### GIVEN INSTRUCTION
Exclude the pictures and return every line exactly as written.

____

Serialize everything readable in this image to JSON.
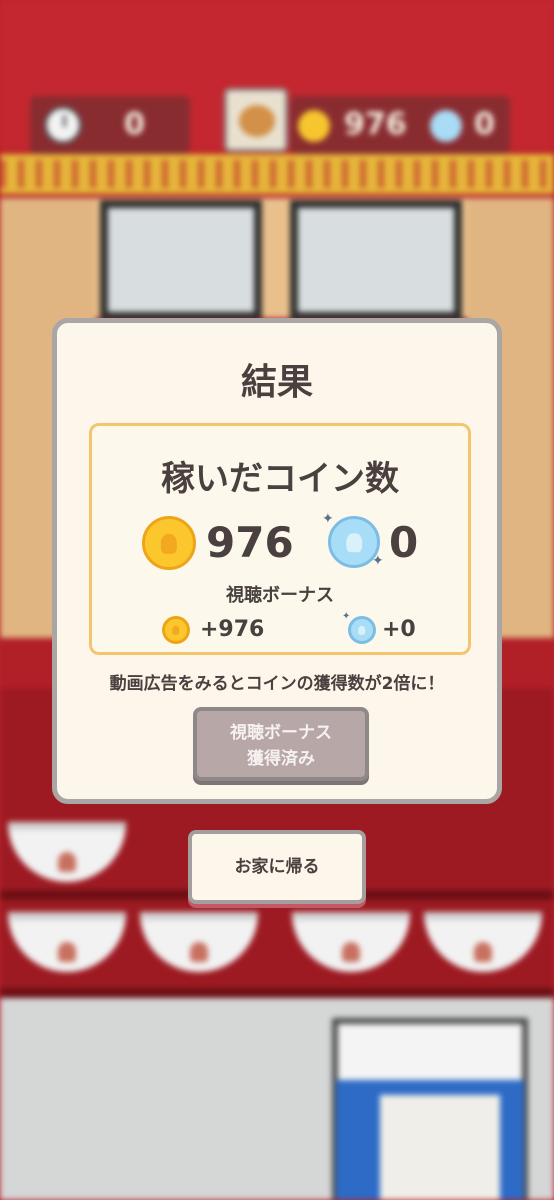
{
  "hud": {
    "time_value": "0",
    "coin_value": "976",
    "gem_value": "0"
  },
  "modal": {
    "title": "結果",
    "earned_title": "稼いだコイン数",
    "gold_coins": "976",
    "blue_coins": "0",
    "bonus_label": "視聴ボーナス",
    "bonus_gold": "+976",
    "bonus_blue": "+0",
    "ad_note": "動画広告をみるとコインの獲得数が2倍に！",
    "bonus_button_line1": "視聴ボーナス",
    "bonus_button_line2": "獲得済み"
  },
  "home_button": "お家に帰る",
  "icons": [
    "clock-icon",
    "gold-coin-icon",
    "blue-coin-icon",
    "player-avatar-icon"
  ],
  "colors": {
    "modal_bg": "#fcf7ea",
    "earned_border": "#f2c56e",
    "gold_coin": "#fbc72d",
    "blue_coin": "#a7ddf6",
    "disabled_button": "#b7a7a7",
    "text": "#4a4040"
  }
}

____

### OUTPUT FOR THIS TASK
Serialize everything readable in this image to JSON.
{
  "hud": {
    "time_value": "0",
    "coin_value": "976",
    "gem_value": "0"
  },
  "modal": {
    "title": "結果",
    "earned_title": "稼いだコイン数",
    "gold_coins": "976",
    "blue_coins": "0",
    "bonus_label": "視聴ボーナス",
    "bonus_gold": "+976",
    "bonus_blue": "+0",
    "ad_note": "動画広告をみるとコインの獲得数が2倍に！",
    "bonus_button_line1": "視聴ボーナス",
    "bonus_button_line2": "獲得済み"
  },
  "home_button": "お家に帰る",
  "icons": [
    "clock-icon",
    "gold-coin-icon",
    "blue-coin-icon",
    "player-avatar-icon"
  ],
  "colors": {
    "modal_bg": "#fcf7ea",
    "earned_border": "#f2c56e",
    "gold_coin": "#fbc72d",
    "blue_coin": "#a7ddf6",
    "disabled_button": "#b7a7a7",
    "text": "#4a4040"
  }
}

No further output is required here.